» **Формулировка задания A**
Перепишите без изменений отрывок из текста о национальной политике царской России. Начните со слов «Разумеется, правильная государственная» и закончите словами «были иные приоритеты.» включительно.

» **Исходный текст**

********

Чем успешнее держава, чем шире ее границы, чем многочисленнее подвластные ей народы, тем больше противоречий между «главной» нацией и остальными. В Турции и Австро-Венгрии, где титульные этносы были в меньшинстве, национальный вопрос стоял еще острее. В начале XX века Османская империя уже разваливалась; «лоскутная» Габсбургская (23 процента австрийцев, 19 процентов венгров, все остальные – «меньшинства») тоже трещала по швам.
Ненамного лучше было и состояние российской «тюрьмы народов». Обидный термин был когда-то введен Астольфом де Кюстином, который, собственно, имел в виду все народы, обитавшие в несвободном царстве Николая I, включая и русский, но публицисты последующих времен использовали это выражение главным образом для описания национальной политики самодержавия.
Ее особенность заключалась не в том, что «великороссы» ставились в привилегированное положение сравнительно с меньшинствами. Иногда происходило прямо противоположное. Жители исконно русских областей, например, обладали меньшим объемом прав, чем население Финляндии, а русские крестьяне в девятнадцатом веке были угнетенней, чем прибалтийские или польские. Дискриминируя «чужих», государство не очень-то жаловало и «своих».
Разумеется, правильная государственная политика в многонациональной стране должна строиться на том, чтобы гражданам любого состава крови жилось одинаково хорошо. Но у царского правительства были иные приоритеты.
Главные усилия направлялись на достижение единообразия, на ассимиляцию. Для Николая I идеалом страны было нечто армейское, где все шагают строем, носят одинаковые мундиры и знают свое место в шеренге.

********

» **Исходные данные**

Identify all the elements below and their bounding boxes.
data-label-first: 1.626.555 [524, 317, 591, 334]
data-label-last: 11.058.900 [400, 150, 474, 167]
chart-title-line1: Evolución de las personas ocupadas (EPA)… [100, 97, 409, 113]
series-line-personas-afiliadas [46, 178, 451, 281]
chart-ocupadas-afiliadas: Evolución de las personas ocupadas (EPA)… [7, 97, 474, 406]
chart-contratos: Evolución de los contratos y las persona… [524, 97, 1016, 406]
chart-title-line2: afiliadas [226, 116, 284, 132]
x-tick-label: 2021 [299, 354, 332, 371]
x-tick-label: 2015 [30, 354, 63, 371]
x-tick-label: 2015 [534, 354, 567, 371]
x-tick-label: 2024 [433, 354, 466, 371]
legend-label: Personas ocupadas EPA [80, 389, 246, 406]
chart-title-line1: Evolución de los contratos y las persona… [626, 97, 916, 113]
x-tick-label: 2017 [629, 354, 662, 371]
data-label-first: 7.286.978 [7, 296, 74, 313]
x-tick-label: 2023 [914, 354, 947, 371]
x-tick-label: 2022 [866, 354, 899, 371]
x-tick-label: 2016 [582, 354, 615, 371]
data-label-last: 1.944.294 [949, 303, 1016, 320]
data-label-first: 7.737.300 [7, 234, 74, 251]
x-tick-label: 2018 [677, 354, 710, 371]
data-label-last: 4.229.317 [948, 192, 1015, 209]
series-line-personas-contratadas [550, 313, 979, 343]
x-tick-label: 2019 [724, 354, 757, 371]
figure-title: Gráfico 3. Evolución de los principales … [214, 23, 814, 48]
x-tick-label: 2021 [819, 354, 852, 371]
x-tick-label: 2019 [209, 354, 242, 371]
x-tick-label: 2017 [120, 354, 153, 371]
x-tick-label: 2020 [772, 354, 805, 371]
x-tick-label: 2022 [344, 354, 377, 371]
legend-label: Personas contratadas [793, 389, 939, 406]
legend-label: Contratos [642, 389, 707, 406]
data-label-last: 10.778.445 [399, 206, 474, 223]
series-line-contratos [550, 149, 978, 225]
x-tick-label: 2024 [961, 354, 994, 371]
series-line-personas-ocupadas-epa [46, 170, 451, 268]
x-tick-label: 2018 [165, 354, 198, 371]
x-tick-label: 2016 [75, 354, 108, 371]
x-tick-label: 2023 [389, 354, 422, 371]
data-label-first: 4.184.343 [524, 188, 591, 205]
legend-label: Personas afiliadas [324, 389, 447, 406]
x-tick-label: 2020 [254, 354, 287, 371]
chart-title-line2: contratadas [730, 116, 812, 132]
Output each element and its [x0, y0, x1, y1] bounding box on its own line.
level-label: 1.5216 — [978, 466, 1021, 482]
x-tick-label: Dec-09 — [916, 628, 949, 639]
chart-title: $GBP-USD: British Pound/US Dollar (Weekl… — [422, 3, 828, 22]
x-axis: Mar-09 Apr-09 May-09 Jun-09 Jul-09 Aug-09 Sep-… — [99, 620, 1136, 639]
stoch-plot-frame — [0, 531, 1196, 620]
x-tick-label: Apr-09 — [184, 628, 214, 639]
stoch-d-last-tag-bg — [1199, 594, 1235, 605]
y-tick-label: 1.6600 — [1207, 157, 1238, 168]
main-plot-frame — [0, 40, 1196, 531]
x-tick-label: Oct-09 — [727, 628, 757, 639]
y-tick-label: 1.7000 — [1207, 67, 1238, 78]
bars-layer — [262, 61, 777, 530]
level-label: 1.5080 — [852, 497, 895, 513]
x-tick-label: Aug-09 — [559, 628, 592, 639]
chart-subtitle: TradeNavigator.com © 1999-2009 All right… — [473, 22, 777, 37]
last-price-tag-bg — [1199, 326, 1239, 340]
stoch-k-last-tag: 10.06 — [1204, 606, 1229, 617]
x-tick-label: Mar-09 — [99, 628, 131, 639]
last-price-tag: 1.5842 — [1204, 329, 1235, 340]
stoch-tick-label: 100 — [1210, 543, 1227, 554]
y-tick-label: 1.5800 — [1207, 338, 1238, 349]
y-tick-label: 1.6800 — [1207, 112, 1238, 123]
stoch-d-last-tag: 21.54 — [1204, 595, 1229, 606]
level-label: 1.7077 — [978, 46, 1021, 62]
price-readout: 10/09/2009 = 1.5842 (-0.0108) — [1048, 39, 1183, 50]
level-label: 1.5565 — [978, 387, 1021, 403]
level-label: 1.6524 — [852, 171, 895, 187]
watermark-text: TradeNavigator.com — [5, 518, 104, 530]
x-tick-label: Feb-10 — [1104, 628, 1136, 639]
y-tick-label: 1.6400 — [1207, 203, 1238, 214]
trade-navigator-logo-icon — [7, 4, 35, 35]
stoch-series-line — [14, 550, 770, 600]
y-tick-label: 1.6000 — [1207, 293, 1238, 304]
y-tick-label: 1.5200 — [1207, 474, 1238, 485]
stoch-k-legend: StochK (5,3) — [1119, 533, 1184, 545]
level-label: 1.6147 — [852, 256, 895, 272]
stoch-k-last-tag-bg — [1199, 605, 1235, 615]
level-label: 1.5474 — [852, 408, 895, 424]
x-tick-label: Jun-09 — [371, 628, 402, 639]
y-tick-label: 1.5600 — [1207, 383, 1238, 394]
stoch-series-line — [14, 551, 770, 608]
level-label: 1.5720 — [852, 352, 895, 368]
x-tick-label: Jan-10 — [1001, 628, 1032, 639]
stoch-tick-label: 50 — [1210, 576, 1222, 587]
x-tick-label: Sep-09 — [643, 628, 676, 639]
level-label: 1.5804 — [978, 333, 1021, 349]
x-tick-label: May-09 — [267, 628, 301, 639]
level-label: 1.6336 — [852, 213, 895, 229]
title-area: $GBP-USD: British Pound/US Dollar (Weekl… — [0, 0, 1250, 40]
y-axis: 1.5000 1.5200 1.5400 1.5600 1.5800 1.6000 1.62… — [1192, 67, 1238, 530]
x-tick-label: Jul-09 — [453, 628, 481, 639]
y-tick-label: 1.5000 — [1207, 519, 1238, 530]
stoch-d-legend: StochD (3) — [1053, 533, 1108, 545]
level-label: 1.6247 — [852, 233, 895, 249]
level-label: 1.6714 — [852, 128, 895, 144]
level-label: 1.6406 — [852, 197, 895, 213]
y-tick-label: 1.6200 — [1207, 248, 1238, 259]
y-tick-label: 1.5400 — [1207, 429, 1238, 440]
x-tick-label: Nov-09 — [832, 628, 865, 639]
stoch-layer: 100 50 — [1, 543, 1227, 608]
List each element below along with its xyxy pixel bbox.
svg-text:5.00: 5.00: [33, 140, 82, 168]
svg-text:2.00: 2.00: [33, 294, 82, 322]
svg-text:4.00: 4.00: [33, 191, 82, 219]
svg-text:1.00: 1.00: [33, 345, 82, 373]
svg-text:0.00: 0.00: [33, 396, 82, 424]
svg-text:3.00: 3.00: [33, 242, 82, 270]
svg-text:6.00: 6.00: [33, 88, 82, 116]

********

» **Формулировка задания B**
Оформите строки записей как JSON-список строк, отведя каждой строке отдельное значение и пропустив пустые строки. Возьмите строки от самого начала записей до строки, содержащей «x-tick-label: 2024 [961, 354, 994, 371]», включительно.

» **Ответ A**
Разумеется, правильная государственная политика в многонациональной стране должна строиться на том, чтобы гражданам любого состава крови жилось одинаково хорошо. Но у царского правительства были иные приоритеты.

» **Ответ B**
[
  "Identify all the elements below and their bounding boxes.",
  "data-label-first: 1.626.555 [524, 317, 591, 334]",
  "data-label-last: 11.058.900 [400, 150, 474, 167]",
  "chart-title-line1: Evolución de las personas ocupadas (EPA)… [100, 97, 409, 113]",
  "series-line-personas-afiliadas [46, 178, 451, 281]",
  "chart-ocupadas-afiliadas: Evolución de las personas ocupadas (EPA)… [7, 97, 474, 406]",
  "chart-contratos: Evolución de los contratos y las persona… [524, 97, 1016, 406]",
  "chart-title-line2: afiliadas [226, 116, 284, 132]",
  "x-tick-label: 2021 [299, 354, 332, 371]",
  "x-tick-label: 2015 [30, 354, 63, 371]",
  "x-tick-label: 2015 [534, 354, 567, 371]",
  "x-tick-label: 2024 [433, 354, 466, 371]",
  "legend-label: Personas ocupadas EPA [80, 389, 246, 406]",
  "chart-title-line1: Evolución de los contratos y las persona… [626, 97, 916, 113]",
  "x-tick-label: 2017 [629, 354, 662, 371]",
  "data-label-first: 7.286.978 [7, 296, 74, 313]",
  "x-tick-label: 2023 [914, 354, 947, 371]",
  "x-tick-label: 2022 [866, 354, 899, 371]",
  "x-tick-label: 2016 [582, 354, 615, 371]",
  "data-label-last: 1.944.294 [949, 303, 1016, 320]",
  "data-label-first: 7.737.300 [7, 234, 74, 251]",
  "x-tick-label: 2018 [677, 354, 710, 371]",
  "data-label-last: 4.229.317 [948, 192, 1015, 209]",
  "series-line-personas-contratadas [550, 313, 979, 343]",
  "x-tick-label: 2019 [724, 354, 757, 371]",
  "figure-title: Gráfico 3. Evolución de los principales … [214, 23, 814, 48]",
  "x-tick-label: 2021 [819, 354, 852, 371]",
  "x-tick-label: 2019 [209, 354, 242, 371]",
  "x-tick-label: 2017 [120, 354, 153, 371]",
  "x-tick-label: 2020 [772, 354, 805, 371]",
  "x-tick-label: 2022 [344, 354, 377, 371]",
  "legend-label: Personas contratadas [793, 389, 939, 406]",
  "legend-label: Contratos [642, 389, 707, 406]",
  "data-label-last: 10.778.445 [399, 206, 474, 223]",
  "series-line-contratos [550, 149, 978, 225]",
  "x-tick-label: 2024 [961, 354, 994, 371]"
]